- Data excerpts
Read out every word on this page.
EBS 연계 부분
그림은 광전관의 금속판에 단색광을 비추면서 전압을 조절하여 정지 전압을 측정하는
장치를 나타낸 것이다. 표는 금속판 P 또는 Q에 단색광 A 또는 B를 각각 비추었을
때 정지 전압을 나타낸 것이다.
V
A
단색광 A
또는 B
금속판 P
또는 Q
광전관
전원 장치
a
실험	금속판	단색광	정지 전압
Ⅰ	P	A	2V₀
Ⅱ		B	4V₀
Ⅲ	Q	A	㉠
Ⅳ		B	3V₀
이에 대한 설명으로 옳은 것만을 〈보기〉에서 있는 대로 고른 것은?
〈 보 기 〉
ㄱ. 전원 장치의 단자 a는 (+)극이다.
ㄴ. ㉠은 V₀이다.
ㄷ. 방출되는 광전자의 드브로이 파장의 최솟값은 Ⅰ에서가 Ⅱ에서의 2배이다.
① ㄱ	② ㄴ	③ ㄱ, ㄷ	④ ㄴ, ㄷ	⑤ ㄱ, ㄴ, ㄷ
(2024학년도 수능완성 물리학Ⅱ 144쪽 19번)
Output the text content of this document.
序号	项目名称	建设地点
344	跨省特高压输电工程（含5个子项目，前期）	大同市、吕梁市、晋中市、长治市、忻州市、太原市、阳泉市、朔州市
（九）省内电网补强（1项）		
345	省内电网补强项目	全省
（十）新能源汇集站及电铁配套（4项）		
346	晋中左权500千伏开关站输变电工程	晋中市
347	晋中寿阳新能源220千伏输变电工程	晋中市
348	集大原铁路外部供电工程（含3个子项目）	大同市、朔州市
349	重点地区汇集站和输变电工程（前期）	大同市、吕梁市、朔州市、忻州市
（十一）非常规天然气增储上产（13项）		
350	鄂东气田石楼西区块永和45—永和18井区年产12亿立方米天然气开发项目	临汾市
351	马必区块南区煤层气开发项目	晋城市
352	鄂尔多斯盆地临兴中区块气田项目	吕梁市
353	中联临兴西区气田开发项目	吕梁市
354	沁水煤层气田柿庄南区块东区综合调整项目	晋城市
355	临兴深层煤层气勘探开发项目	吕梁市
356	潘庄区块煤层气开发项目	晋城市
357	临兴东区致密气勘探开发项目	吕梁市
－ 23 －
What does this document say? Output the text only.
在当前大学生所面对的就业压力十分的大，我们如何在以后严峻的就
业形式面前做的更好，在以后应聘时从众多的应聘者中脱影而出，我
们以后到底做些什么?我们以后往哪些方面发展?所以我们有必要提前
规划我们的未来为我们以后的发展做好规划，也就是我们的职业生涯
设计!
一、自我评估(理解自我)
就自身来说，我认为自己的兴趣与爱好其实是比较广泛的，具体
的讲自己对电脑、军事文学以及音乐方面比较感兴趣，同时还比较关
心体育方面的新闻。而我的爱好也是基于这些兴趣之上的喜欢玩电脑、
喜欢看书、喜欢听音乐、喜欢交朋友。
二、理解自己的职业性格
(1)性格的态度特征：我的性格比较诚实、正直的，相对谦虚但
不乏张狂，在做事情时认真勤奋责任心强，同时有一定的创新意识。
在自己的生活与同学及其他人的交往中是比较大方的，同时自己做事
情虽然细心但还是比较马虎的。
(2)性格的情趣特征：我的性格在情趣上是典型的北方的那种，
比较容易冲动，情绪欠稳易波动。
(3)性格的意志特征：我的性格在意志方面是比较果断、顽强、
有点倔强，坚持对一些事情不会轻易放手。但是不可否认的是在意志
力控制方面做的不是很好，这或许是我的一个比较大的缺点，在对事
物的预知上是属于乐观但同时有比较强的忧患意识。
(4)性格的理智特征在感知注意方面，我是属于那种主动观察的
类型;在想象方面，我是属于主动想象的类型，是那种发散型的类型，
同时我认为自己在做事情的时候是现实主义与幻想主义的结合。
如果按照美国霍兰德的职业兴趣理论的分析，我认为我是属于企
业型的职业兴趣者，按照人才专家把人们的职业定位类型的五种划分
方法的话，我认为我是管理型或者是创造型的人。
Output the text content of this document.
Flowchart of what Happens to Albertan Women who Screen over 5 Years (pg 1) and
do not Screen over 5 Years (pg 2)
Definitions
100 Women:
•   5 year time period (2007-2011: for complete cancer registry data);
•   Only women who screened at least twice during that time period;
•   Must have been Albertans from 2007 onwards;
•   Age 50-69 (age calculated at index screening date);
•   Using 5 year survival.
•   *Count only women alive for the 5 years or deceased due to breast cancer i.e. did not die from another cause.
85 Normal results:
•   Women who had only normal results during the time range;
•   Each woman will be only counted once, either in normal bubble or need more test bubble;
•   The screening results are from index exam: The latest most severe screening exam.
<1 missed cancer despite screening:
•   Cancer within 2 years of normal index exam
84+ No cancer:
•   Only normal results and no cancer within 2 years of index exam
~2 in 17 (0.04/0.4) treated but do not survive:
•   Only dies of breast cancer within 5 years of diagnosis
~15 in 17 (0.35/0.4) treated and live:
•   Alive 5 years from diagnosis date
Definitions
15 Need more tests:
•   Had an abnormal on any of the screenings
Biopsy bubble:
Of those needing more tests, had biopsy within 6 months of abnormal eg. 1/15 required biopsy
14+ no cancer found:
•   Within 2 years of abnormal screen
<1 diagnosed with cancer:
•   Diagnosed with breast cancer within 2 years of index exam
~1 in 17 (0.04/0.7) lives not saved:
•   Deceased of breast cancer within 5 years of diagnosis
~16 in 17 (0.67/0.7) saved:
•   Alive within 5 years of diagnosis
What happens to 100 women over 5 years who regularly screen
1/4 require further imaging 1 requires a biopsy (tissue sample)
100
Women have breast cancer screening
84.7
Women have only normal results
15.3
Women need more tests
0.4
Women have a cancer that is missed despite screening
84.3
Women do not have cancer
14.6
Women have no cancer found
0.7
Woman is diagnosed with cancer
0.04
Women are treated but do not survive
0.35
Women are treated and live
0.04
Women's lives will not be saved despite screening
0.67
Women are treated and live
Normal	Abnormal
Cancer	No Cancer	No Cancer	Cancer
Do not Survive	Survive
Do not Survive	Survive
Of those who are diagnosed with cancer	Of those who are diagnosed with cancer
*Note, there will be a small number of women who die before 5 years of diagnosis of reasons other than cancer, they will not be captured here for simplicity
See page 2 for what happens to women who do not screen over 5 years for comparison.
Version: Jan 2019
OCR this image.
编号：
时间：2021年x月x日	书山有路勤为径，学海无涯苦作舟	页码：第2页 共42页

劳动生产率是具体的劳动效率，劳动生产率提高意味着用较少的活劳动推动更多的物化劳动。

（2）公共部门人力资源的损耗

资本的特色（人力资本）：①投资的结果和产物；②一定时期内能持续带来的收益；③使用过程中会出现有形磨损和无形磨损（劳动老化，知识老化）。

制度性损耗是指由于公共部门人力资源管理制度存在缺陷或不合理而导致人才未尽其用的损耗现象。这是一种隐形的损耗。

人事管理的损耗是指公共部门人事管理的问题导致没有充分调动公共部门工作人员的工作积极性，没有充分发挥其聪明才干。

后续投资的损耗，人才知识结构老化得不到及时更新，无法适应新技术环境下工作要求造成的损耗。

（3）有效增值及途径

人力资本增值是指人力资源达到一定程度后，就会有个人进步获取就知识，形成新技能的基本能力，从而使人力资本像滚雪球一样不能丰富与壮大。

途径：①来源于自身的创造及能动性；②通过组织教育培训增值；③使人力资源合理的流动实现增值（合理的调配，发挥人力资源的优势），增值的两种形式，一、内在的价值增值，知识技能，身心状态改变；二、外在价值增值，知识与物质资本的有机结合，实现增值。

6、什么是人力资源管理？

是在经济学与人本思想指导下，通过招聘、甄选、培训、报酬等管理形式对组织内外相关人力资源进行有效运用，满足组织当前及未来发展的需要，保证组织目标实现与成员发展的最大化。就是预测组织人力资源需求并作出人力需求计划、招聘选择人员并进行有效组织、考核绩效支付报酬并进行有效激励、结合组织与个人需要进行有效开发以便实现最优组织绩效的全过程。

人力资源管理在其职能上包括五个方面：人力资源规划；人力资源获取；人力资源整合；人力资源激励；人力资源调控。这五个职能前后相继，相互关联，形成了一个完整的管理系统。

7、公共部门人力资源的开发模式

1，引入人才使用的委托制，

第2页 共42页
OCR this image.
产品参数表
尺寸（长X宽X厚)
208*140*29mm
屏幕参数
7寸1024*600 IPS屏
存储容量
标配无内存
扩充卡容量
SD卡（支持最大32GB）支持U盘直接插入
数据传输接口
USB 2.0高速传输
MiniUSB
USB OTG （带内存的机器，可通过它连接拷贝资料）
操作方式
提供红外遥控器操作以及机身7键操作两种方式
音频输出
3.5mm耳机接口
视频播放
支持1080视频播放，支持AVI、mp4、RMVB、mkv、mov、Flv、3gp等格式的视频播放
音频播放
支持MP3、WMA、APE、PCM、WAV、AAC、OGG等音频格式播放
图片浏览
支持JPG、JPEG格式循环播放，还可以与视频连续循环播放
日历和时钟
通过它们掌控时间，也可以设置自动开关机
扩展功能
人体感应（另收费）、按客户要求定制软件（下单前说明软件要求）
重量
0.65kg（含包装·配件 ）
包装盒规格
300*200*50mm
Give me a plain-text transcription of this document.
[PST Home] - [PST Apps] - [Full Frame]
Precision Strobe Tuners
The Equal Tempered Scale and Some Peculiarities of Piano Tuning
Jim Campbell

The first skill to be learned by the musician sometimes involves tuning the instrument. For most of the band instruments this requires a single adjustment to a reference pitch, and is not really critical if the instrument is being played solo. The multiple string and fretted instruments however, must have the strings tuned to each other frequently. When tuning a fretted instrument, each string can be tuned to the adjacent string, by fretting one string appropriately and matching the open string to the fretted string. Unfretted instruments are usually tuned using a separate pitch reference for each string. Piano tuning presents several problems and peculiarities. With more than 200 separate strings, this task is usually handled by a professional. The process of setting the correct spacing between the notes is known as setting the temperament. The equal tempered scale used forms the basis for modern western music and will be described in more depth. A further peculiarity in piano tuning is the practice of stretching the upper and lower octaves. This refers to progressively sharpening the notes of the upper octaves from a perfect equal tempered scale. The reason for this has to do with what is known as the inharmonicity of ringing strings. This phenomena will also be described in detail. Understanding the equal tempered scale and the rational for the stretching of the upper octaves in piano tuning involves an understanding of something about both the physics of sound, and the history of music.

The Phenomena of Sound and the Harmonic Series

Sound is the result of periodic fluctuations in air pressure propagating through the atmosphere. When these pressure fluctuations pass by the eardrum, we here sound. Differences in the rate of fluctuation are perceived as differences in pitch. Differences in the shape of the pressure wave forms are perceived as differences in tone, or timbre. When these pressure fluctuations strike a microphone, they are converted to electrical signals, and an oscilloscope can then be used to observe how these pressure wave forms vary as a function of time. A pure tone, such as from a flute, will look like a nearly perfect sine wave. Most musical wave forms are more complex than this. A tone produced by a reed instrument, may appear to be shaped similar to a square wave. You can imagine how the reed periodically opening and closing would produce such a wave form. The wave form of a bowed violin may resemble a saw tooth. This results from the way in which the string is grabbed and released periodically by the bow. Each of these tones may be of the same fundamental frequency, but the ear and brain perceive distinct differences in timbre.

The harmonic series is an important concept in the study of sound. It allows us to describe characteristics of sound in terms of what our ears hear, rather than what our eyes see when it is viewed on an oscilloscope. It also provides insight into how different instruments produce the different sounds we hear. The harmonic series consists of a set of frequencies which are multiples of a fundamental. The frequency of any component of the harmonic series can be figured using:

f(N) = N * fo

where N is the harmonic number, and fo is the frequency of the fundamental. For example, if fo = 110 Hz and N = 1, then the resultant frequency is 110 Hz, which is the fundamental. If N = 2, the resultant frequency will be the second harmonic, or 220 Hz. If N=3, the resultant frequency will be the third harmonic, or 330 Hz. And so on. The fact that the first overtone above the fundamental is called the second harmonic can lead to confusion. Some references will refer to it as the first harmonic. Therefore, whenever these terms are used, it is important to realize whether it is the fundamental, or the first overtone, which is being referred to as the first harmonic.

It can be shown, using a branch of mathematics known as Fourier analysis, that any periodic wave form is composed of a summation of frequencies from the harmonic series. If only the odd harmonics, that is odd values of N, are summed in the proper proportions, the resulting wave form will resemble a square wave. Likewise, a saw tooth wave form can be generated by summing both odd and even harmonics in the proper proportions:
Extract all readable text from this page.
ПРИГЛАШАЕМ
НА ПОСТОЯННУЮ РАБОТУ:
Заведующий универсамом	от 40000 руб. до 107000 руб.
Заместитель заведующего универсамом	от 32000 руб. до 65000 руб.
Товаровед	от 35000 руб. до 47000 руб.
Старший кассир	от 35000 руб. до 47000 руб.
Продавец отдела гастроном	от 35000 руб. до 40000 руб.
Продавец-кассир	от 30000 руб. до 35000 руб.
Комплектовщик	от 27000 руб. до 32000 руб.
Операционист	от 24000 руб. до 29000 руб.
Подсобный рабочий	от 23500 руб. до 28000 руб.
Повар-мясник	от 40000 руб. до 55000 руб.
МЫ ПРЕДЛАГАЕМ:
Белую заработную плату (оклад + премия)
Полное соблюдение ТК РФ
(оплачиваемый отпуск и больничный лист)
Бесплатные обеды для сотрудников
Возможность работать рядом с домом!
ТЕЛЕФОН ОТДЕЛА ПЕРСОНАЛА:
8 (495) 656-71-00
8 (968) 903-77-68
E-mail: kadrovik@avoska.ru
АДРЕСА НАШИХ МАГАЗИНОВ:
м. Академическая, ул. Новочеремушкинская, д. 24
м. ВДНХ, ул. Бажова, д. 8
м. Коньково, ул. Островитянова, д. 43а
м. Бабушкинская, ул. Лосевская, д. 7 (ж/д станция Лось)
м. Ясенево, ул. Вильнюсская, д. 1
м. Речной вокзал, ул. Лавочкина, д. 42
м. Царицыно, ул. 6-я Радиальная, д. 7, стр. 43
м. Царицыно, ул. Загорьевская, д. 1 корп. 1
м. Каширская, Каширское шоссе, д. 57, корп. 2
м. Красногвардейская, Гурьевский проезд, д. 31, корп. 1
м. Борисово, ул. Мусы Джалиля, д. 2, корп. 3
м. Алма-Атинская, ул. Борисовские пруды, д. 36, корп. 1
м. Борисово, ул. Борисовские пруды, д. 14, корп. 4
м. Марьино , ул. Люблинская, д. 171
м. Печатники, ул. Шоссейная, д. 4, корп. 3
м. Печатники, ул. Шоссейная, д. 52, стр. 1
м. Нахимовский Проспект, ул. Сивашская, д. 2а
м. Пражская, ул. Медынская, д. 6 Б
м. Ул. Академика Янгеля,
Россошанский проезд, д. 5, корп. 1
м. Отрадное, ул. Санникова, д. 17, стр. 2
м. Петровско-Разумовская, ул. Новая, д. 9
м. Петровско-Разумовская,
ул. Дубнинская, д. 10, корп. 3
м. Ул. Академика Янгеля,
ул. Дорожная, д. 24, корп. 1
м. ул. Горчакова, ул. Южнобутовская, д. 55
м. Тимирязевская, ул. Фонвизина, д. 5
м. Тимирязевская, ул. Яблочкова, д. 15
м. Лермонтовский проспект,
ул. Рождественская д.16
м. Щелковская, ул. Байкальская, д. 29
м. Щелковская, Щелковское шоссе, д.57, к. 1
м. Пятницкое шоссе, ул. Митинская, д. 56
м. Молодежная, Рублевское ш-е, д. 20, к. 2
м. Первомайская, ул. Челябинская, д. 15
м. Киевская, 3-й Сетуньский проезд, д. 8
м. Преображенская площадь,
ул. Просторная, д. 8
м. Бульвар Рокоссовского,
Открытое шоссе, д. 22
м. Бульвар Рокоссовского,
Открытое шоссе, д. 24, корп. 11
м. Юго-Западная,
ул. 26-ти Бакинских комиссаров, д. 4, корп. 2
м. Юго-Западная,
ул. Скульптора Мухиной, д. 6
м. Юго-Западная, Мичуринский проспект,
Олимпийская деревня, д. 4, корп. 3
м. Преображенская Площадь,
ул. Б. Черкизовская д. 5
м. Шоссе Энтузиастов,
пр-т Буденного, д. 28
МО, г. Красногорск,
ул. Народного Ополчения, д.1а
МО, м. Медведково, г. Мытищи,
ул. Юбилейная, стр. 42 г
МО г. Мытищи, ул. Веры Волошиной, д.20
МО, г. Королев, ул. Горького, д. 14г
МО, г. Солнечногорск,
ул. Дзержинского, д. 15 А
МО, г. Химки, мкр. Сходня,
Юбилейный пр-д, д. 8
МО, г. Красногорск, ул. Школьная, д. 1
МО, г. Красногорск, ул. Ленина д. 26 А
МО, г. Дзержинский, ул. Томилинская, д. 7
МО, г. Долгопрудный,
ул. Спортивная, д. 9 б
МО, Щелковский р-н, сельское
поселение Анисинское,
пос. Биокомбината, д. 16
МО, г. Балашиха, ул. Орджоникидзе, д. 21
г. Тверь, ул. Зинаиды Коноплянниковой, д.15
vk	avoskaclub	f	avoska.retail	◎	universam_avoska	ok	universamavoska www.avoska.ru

- Do this
Only lines with the word "Продавец" should be collected from the material.

- Written response
Продавец отдела гастроном	от 35000 руб. до 40000 руб.
Продавец-кассир	от 30000 руб. до 35000 руб.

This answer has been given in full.